[Collected data entries]

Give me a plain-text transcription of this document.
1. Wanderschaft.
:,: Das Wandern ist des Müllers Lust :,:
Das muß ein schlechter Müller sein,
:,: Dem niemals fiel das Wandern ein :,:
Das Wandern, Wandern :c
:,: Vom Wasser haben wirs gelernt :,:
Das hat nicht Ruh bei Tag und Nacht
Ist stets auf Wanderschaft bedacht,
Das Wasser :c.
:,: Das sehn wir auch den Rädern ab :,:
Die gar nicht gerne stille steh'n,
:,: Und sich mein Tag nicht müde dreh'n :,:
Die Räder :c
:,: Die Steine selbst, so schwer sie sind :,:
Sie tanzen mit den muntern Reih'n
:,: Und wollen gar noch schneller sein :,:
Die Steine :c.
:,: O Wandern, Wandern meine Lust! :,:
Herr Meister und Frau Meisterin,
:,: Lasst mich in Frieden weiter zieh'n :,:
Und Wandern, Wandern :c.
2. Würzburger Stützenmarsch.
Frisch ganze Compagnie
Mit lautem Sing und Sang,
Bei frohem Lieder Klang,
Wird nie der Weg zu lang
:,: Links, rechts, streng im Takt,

* WHAT IS REQUIRED *
Would you restate each of the entries word for word?

* RESULT OF THIS EXERCISE *
Give me a plain-text transcription of this document.
1. Wanderschaft.
:,: Das Wandern ist des Müllers Lust :,:
Das muß ein schlechter Müller sein,
:,: Dem niemals fiel das Wandern ein :,:
Das Wandern, Wandern :c
:,: Vom Wasser haben wirs gelernt :,:
Das hat nicht Ruh bei Tag und Nacht
Ist stets auf Wanderschaft bedacht,
Das Wasser :c.
:,: Das sehn wir auch den Rädern ab :,:
Die gar nicht gerne stille steh'n,
:,: Und sich mein Tag nicht müde dreh'n :,:
Die Räder :c
:,: Die Steine selbst, so schwer sie sind :,:
Sie tanzen mit den muntern Reih'n
:,: Und wollen gar noch schneller sein :,:
Die Steine :c.
:,: O Wandern, Wandern meine Lust! :,:
Herr Meister und Frau Meisterin,
:,: Lasst mich in Frieden weiter zieh'n :,:
Und Wandern, Wandern :c.
2. Würzburger Stützenmarsch.
Frisch ganze Compagnie
Mit lautem Sing und Sang,
Bei frohem Lieder Klang,
Wird nie der Weg zu lang
:,: Links, rechts, streng im Takt,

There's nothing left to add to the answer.